=== TASK PROMPT ===
Using the data below, determine the number of lines that include the string "курсовой". Write only that number.

=== RECORDS SHOWN ===
+ + + +

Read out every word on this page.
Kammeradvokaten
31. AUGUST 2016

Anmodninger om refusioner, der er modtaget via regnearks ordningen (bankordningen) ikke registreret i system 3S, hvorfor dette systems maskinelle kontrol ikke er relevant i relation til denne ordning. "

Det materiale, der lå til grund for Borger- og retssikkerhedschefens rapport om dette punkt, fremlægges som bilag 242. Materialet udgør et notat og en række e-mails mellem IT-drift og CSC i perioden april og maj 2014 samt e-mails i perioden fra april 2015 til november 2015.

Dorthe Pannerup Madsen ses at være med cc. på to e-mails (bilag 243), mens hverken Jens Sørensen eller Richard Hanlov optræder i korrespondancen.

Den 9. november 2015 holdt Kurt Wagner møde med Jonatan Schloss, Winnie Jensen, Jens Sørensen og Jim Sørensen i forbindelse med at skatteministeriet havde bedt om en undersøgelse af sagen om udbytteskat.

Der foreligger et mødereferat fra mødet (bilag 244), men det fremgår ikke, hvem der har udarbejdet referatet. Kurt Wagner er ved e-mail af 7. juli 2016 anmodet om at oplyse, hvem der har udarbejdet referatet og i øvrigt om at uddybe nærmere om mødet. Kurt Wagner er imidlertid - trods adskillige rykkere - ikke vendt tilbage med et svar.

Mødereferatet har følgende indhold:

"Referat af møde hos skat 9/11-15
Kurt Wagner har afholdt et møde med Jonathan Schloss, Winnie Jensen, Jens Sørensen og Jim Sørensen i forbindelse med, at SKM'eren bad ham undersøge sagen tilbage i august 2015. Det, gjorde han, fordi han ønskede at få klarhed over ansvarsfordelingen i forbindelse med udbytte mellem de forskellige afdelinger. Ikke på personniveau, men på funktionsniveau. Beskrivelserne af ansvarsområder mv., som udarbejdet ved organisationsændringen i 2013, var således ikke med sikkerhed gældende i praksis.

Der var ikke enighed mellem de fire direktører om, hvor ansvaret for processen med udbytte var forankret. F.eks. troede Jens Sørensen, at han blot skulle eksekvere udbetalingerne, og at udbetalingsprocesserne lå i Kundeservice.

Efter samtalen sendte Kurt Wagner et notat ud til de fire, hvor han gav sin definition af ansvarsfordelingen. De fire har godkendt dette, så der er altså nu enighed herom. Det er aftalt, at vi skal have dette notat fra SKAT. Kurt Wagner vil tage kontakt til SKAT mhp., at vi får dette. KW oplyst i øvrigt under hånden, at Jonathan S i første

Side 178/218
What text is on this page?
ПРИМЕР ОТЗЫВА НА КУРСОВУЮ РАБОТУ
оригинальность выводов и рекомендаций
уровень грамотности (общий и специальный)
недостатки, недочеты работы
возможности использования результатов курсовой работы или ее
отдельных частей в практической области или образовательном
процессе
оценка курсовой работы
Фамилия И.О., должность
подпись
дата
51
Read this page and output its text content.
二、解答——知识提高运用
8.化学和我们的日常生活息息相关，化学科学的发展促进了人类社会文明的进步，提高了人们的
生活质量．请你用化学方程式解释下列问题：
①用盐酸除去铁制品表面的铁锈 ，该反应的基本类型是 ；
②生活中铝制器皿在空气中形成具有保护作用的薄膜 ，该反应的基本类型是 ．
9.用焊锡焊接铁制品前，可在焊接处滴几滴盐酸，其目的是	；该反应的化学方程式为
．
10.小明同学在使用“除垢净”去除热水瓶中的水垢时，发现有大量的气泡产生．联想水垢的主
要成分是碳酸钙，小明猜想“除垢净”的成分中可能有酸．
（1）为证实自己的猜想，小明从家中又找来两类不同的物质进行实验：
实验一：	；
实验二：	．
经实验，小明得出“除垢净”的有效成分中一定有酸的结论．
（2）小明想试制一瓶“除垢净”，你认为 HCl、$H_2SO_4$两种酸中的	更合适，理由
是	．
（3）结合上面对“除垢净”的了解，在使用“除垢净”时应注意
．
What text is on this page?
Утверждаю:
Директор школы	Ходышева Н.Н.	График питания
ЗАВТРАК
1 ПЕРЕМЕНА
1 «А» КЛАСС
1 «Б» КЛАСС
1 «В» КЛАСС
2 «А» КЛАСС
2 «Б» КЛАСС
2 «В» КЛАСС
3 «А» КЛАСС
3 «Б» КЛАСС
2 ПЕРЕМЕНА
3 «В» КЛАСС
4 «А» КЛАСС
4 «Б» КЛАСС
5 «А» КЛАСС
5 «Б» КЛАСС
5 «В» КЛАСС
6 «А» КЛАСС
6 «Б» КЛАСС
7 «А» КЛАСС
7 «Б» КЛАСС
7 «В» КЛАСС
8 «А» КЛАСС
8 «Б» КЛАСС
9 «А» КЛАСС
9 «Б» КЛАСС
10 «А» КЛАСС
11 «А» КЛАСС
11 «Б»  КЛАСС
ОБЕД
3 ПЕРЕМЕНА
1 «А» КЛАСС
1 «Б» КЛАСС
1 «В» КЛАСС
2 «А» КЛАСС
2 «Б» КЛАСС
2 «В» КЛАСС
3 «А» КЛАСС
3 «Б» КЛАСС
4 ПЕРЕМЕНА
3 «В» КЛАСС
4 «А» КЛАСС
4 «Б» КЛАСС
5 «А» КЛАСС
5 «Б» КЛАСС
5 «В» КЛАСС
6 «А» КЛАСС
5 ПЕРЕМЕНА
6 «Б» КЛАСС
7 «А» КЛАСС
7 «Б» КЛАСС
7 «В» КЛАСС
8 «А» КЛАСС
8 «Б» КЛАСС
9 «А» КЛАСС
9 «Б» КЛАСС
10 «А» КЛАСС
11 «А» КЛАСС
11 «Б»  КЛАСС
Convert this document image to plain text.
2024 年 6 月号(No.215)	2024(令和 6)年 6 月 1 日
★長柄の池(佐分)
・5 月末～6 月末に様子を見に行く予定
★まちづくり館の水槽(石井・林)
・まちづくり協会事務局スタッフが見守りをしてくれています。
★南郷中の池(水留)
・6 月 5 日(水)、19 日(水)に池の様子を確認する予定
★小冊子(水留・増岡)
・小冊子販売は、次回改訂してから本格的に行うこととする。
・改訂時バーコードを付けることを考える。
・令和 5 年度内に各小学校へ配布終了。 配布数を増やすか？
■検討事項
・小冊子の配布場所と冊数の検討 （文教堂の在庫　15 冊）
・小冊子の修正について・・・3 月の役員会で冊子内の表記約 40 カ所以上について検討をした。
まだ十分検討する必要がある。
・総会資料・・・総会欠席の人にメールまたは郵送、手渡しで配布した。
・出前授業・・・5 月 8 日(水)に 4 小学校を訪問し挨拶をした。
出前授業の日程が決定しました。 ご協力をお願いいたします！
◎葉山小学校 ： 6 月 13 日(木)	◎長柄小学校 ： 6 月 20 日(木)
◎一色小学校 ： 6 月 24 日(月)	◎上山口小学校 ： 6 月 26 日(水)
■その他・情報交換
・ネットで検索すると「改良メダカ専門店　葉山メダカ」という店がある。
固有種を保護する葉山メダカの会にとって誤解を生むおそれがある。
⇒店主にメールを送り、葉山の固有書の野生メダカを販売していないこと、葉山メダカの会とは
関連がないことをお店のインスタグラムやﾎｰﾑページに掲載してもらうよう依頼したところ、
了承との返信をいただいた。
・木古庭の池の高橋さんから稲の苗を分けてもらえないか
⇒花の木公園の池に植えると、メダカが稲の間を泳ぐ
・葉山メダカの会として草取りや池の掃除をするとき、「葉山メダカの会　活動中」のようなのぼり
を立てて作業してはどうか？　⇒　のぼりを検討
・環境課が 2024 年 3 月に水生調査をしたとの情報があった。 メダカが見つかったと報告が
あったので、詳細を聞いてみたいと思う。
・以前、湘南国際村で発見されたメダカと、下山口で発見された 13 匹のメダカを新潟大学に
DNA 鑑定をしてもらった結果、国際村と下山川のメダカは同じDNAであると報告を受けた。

+ + + +

=== COMPLETE ANSWER ===
2